_Exercise goal:_ Entries follow. Set all of them down as they stand.

_Records from a collection of figures:_
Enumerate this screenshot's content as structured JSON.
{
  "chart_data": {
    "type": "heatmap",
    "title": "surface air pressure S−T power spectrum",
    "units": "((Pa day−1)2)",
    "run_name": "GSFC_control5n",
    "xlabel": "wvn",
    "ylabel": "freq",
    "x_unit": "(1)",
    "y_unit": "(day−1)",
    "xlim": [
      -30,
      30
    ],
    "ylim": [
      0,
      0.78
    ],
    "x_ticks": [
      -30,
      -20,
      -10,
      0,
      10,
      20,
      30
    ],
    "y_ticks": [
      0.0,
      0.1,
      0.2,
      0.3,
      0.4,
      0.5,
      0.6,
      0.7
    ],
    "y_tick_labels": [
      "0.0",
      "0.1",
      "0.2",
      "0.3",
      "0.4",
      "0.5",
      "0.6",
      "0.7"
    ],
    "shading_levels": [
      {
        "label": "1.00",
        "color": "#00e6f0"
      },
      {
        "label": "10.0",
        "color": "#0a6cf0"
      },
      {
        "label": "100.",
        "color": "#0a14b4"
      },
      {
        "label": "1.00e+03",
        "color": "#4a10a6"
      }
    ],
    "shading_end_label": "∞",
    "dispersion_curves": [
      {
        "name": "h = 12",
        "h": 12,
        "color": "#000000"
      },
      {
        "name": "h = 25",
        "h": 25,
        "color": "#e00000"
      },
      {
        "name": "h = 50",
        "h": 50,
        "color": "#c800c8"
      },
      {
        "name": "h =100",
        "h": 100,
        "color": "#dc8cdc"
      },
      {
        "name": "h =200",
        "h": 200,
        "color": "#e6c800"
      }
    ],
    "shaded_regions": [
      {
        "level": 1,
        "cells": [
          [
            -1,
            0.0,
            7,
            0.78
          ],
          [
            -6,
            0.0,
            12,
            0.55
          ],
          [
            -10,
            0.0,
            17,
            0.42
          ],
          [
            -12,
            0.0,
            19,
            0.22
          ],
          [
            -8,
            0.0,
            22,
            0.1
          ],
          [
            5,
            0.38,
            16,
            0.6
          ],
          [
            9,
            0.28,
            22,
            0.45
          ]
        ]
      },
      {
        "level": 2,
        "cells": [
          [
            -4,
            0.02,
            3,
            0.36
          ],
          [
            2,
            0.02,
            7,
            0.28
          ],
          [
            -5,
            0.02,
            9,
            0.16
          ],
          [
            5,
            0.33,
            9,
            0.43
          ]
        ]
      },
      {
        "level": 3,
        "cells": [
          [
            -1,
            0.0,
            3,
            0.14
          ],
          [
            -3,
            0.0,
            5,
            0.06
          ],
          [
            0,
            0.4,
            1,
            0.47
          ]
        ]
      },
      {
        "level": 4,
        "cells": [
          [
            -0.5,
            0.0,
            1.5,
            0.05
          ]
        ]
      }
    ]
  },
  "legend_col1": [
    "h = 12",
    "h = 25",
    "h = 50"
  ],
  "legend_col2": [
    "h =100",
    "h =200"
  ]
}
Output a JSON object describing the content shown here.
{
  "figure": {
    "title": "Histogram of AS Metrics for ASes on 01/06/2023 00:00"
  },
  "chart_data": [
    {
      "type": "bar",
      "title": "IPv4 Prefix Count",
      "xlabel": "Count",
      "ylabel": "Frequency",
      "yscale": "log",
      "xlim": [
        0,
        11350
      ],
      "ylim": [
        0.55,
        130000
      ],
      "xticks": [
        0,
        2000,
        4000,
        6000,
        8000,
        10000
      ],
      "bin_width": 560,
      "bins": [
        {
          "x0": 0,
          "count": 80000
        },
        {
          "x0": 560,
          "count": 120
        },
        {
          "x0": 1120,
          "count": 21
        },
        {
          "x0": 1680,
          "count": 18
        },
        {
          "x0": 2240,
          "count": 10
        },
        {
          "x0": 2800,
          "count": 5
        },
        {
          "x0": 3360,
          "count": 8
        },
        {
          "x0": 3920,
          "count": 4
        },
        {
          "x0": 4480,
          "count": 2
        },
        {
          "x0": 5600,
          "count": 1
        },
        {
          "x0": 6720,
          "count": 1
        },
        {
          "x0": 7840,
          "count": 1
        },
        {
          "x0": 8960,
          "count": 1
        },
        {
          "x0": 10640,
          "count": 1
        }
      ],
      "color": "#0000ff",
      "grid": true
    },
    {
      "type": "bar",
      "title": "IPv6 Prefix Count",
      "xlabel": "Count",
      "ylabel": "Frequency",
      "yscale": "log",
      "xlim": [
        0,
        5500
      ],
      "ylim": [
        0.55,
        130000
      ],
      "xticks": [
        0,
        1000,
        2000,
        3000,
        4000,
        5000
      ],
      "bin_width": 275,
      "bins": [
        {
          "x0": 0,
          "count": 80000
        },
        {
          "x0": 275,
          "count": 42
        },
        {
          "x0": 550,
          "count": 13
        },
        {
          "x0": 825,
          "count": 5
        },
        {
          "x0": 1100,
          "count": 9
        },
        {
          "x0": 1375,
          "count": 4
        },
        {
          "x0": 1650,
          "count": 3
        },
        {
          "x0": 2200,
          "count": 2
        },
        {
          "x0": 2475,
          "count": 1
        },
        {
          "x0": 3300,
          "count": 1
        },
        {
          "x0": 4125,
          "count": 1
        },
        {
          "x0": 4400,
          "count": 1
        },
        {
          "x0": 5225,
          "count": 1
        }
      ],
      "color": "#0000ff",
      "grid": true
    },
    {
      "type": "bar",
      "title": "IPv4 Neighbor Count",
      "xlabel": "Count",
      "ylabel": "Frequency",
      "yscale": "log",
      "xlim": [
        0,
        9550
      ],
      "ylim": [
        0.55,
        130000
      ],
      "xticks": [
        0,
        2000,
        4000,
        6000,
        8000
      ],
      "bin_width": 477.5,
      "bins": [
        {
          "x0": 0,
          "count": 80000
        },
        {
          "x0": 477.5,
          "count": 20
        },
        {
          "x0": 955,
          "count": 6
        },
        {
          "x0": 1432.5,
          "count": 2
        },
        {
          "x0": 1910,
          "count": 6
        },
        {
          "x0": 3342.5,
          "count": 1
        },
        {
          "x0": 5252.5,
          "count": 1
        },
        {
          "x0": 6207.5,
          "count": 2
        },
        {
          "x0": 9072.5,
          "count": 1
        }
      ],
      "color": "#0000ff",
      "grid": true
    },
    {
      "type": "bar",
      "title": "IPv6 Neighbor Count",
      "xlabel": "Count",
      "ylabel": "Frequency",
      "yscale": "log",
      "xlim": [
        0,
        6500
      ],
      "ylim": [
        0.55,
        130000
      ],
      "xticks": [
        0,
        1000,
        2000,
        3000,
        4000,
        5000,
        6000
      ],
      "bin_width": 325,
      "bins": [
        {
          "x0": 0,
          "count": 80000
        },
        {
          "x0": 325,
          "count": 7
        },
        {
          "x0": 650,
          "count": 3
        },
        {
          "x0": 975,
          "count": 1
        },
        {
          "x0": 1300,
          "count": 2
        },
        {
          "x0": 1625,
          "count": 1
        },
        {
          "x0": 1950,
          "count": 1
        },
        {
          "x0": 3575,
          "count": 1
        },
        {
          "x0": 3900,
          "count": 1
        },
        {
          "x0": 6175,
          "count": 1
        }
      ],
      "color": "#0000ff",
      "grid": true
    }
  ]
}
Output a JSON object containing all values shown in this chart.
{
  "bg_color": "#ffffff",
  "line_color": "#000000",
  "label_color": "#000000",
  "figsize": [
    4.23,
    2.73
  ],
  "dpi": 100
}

_Written answer:_
Enumerate this screenshot's content as structured JSON.
{
  "chart_data": {
    "type": "heatmap",
    "title": "surface air pressure S−T power spectrum",
    "units": "((Pa day−1)2)",
    "run_name": "GSFC_control5n",
    "xlabel": "wvn",
    "ylabel": "freq",
    "x_unit": "(1)",
    "y_unit": "(day−1)",
    "xlim": [
      -30,
      30
    ],
    "ylim": [
      0,
      0.78
    ],
    "x_ticks": [
      -30,
      -20,
      -10,
      0,
      10,
      20,
      30
    ],
    "y_ticks": [
      0.0,
      0.1,
      0.2,
      0.3,
      0.4,
      0.5,
      0.6,
      0.7
    ],
    "y_tick_labels": [
      "0.0",
      "0.1",
      "0.2",
      "0.3",
      "0.4",
      "0.5",
      "0.6",
      "0.7"
    ],
    "shading_levels": [
      {
        "label": "1.00",
        "color": "#00e6f0"
      },
      {
        "label": "10.0",
        "color": "#0a6cf0"
      },
      {
        "label": "100.",
        "color": "#0a14b4"
      },
      {
        "label": "1.00e+03",
        "color": "#4a10a6"
      }
    ],
    "shading_end_label": "∞",
    "dispersion_curves": [
      {
        "name": "h = 12",
        "h": 12,
        "color": "#000000"
      },
      {
        "name": "h = 25",
        "h": 25,
        "color": "#e00000"
      },
      {
        "name": "h = 50",
        "h": 50,
        "color": "#c800c8"
      },
      {
        "name": "h =100",
        "h": 100,
        "color": "#dc8cdc"
      },
      {
        "name": "h =200",
        "h": 200,
        "color": "#e6c800"
      }
    ],
    "shaded_regions": [
      {
        "level": 1,
        "cells": [
          [
            -1,
            0.0,
            7,
            0.78
          ],
          [
            -6,
            0.0,
            12,
            0.55
          ],
          [
            -10,
            0.0,
            17,
            0.42
          ],
          [
            -12,
            0.0,
            19,
            0.22
          ],
          [
            -8,
            0.0,
            22,
            0.1
          ],
          [
            5,
            0.38,
            16,
            0.6
          ],
          [
            9,
            0.28,
            22,
            0.45
          ]
        ]
      },
      {
        "level": 2,
        "cells": [
          [
            -4,
            0.02,
            3,
            0.36
          ],
          [
            2,
            0.02,
            7,
            0.28
          ],
          [
            -5,
            0.02,
            9,
            0.16
          ],
          [
            5,
            0.33,
            9,
            0.43
          ]
        ]
      },
      {
        "level": 3,
        "cells": [
          [
            -1,
            0.0,
            3,
            0.14
          ],
          [
            -3,
            0.0,
            5,
            0.06
          ],
          [
            0,
            0.4,
            1,
            0.47
          ]
        ]
      },
      {
        "level": 4,
        "cells": [
          [
            -0.5,
            0.0,
            1.5,
            0.05
          ]
        ]
      }
    ]
  },
  "legend_col1": [
    "h = 12",
    "h = 25",
    "h = 50"
  ],
  "legend_col2": [
    "h =100",
    "h =200"
  ]
}
Output a JSON object describing the content shown here.
{
  "figure": {
    "title": "Histogram of AS Metrics for ASes on 01/06/2023 00:00"
  },
  "chart_data": [
    {
      "type": "bar",
      "title": "IPv4 Prefix Count",
      "xlabel": "Count",
      "ylabel": "Frequency",
      "yscale": "log",
      "xlim": [
        0,
        11350
      ],
      "ylim": [
        0.55,
        130000
      ],
      "xticks": [
        0,
        2000,
        4000,
        6000,
        8000,
        10000
      ],
      "bin_width": 560,
      "bins": [
        {
          "x0": 0,
          "count": 80000
        },
        {
          "x0": 560,
          "count": 120
        },
        {
          "x0": 1120,
          "count": 21
        },
        {
          "x0": 1680,
          "count": 18
        },
        {
          "x0": 2240,
          "count": 10
        },
        {
          "x0": 2800,
          "count": 5
        },
        {
          "x0": 3360,
          "count": 8
        },
        {
          "x0": 3920,
          "count": 4
        },
        {
          "x0": 4480,
          "count": 2
        },
        {
          "x0": 5600,
          "count": 1
        },
        {
          "x0": 6720,
          "count": 1
        },
        {
          "x0": 7840,
          "count": 1
        },
        {
          "x0": 8960,
          "count": 1
        },
        {
          "x0": 10640,
          "count": 1
        }
      ],
      "color": "#0000ff",
      "grid": true
    },
    {
      "type": "bar",
      "title": "IPv6 Prefix Count",
      "xlabel": "Count",
      "ylabel": "Frequency",
      "yscale": "log",
      "xlim": [
        0,
        5500
      ],
      "ylim": [
        0.55,
        130000
      ],
      "xticks": [
        0,
        1000,
        2000,
        3000,
        4000,
        5000
      ],
      "bin_width": 275,
      "bins": [
        {
          "x0": 0,
          "count": 80000
        },
        {
          "x0": 275,
          "count": 42
        },
        {
          "x0": 550,
          "count": 13
        },
        {
          "x0": 825,
          "count": 5
        },
        {
          "x0": 1100,
          "count": 9
        },
        {
          "x0": 1375,
          "count": 4
        },
        {
          "x0": 1650,
          "count": 3
        },
        {
          "x0": 2200,
          "count": 2
        },
        {
          "x0": 2475,
          "count": 1
        },
        {
          "x0": 3300,
          "count": 1
        },
        {
          "x0": 4125,
          "count": 1
        },
        {
          "x0": 4400,
          "count": 1
        },
        {
          "x0": 5225,
          "count": 1
        }
      ],
      "color": "#0000ff",
      "grid": true
    },
    {
      "type": "bar",
      "title": "IPv4 Neighbor Count",
      "xlabel": "Count",
      "ylabel": "Frequency",
      "yscale": "log",
      "xlim": [
        0,
        9550
      ],
      "ylim": [
        0.55,
        130000
      ],
      "xticks": [
        0,
        2000,
        4000,
        6000,
        8000
      ],
      "bin_width": 477.5,
      "bins": [
        {
          "x0": 0,
          "count": 80000
        },
        {
          "x0": 477.5,
          "count": 20
        },
        {
          "x0": 955,
          "count": 6
        },
        {
          "x0": 1432.5,
          "count": 2
        },
        {
          "x0": 1910,
          "count": 6
        },
        {
          "x0": 3342.5,
          "count": 1
        },
        {
          "x0": 5252.5,
          "count": 1
        },
        {
          "x0": 6207.5,
          "count": 2
        },
        {
          "x0": 9072.5,
          "count": 1
        }
      ],
      "color": "#0000ff",
      "grid": true
    },
    {
      "type": "bar",
      "title": "IPv6 Neighbor Count",
      "xlabel": "Count",
      "ylabel": "Frequency",
      "yscale": "log",
      "xlim": [
        0,
        6500
      ],
      "ylim": [
        0.55,
        130000
      ],
      "xticks": [
        0,
        1000,
        2000,
        3000,
        4000,
        5000,
        6000
      ],
      "bin_width": 325,
      "bins": [
        {
          "x0": 0,
          "count": 80000
        },
        {
          "x0": 325,
          "count": 7
        },
        {
          "x0": 650,
          "count": 3
        },
        {
          "x0": 975,
          "count": 1
        },
        {
          "x0": 1300,
          "count": 2
        },
        {
          "x0": 1625,
          "count": 1
        },
        {
          "x0": 1950,
          "count": 1
        },
        {
          "x0": 3575,
          "count": 1
        },
        {
          "x0": 3900,
          "count": 1
        },
        {
          "x0": 6175,
          "count": 1
        }
      ],
      "color": "#0000ff",
      "grid": true
    }
  ]
}
Output a JSON object containing all values shown in this chart.
{
  "bg_color": "#ffffff",
  "line_color": "#000000",
  "label_color": "#000000",
  "figsize": [
    4.23,
    2.73
  ],
  "dpi": 100
}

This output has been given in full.